## start

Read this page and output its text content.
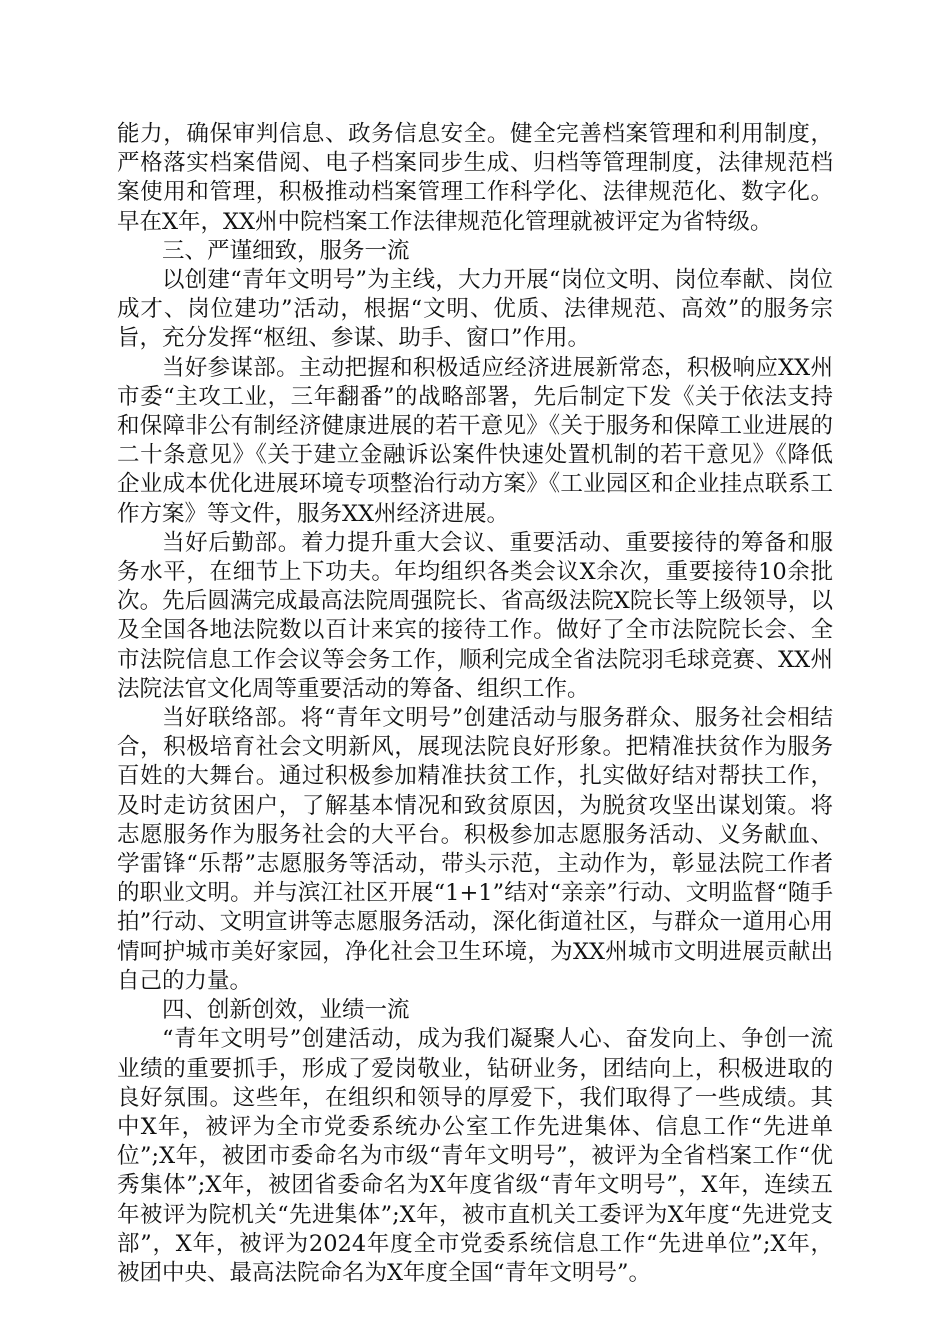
能力，确保审判信息、政务信息安全。健全完善档案管理和利用制度，严格落实档案借阅、电子档案同步生成、归档等管理制度，法律规范档案使用和管理，积极推动档案管理工作科学化、法律规范化、数字化。早在X年，XX州中院档案工作法律规范化管理就被评定为省特级。

三、严谨细致，服务一流

以创建“青年文明号”为主线，大力开展“岗位文明、岗位奉献、岗位成才、岗位建功”活动，根据“文明、优质、法律规范、高效”的服务宗旨，充分发挥“枢纽、参谋、助手、窗口”作用。

当好参谋部。主动把握和积极适应经济进展新常态，积极响应XX州市委“主攻工业，三年翻番”的战略部署，先后制定下发《关于依法支持和保障非公有制经济健康进展的若干意见》《关于服务和保障工业进展的二十条意见》《关于建立金融诉讼案件快速处置机制的若干意见》《降低企业成本优化进展环境专项整治行动方案》《工业园区和企业挂点联系工作方案》等文件，服务XX州经济进展。

当好后勤部。着力提升重大会议、重要活动、重要接待的筹备和服务水平，在细节上下功夫。年均组织各类会议X余次，重要接待10余批次。先后圆满完成最高法院周强院长、省高级法院X院长等上级领导，以及全国各地法院数以百计来宾的接待工作。做好了全市法院院长会、全市法院信息工作会议等会务工作，顺利完成全省法院羽毛球竞赛、XX州法院法官文化周等重要活动的筹备、组织工作。

当好联络部。将“青年文明号”创建活动与服务群众、服务社会相结合，积极培育社会文明新风，展现法院良好形象。把精准扶贫作为服务百姓的大舞台。通过积极参加精准扶贫工作，扎实做好结对帮扶工作，及时走访贫困户，了解基本情况和致贫原因，为脱贫攻坚出谋划策。将志愿服务作为服务社会的大平台。积极参加志愿服务活动、义务献血、学雷锋“乐帮”志愿服务等活动，带头示范，主动作为，彰显法院工作者的职业文明。并与滨江社区开展“1+1”结对“亲亲”行动、文明监督“随手拍”行动、文明宣讲等志愿服务活动，深化街道社区，与群众一道用心用情呵护城市美好家园，净化社会卫生环境，为XX州城市文明进展贡献出自己的力量。

四、创新创效，业绩一流

“青年文明号”创建活动，成为我们凝聚人心、奋发向上、争创一流业绩的重要抓手，形成了爱岗敬业，钻研业务，团结向上，积极进取的良好氛围。这些年，在组织和领导的厚爱下，我们取得了一些成绩。其中X年，被评为全市党委系统办公室工作先进集体、信息工作“先进单位”;X年，被团市委命名为市级“青年文明号”，被评为全省档案工作“优秀集体”;X年，被团省委命名为X年度省级“青年文明号”，X年，连续五年被评为院机关“先进集体”;X年，被市直机关工委评为X年度“先进党支部”，X年，被评为2024年度全市党委系统信息工作“先进单位”;X年，被团中央、最高法院命名为X年度全国“青年文明号”。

## end

Task objective: Find the word "青年文明号" and list each line it appears in.

The output:
以创建“青年文明号”为主线，大力开展“岗位文明、岗位奉献、岗位成才、岗位建功”活动，根据“文明、优质、法律规范、高效”的服务宗旨，充分发挥“枢纽、参谋、助手、窗口”作用。
当好联络部。将“青年文明号”创建活动与服务群众、服务社会相结合，积极培育社会文明新风，展现法院良好形象。把精准扶贫作为服务百姓的大舞台。通过积极参加精准扶贫工作，扎实做好结对帮扶工作，及时走访贫困户，了解基本情况和致贫原因，为脱贫攻坚出谋划策。将志愿服务作为服务社会的大平台。积极参加志愿服务活动、义务献血、学雷锋“乐帮”志愿服务等活动，带头示范，主动作为，彰显法院工作者的职业文明。并与滨江社区开展“1+1”结对“亲亲”行动、文明监督“随手拍”行动、文明宣讲等志愿服务活动，深化街道社区，与群众一道用心用情呵护城市美好家园，净化社会卫生环境，为XX州城市文明进展贡献出自己的力量。
“青年文明号”创建活动，成为我们凝聚人心、奋发向上、争创一流业绩的重要抓手，形成了爱岗敬业，钻研业务，团结向上，积极进取的良好氛围。这些年，在组织和领导的厚爱下，我们取得了一些成绩。其中X年，被评为全市党委系统办公室工作先进集体、信息工作“先进单位”;X年，被团市委命名为市级“青年文明号”，被评为全省档案工作“优秀集体”;X年，被团省委命名为X年度省级“青年文明号”，X年，连续五年被评为院机关“先进集体”;X年，被市直机关工委评为X年度“先进党支部”，X年，被评为2024年度全市党委系统信息工作“先进单位”;X年，被团中央、最高法院命名为X年度全国“青年文明号”。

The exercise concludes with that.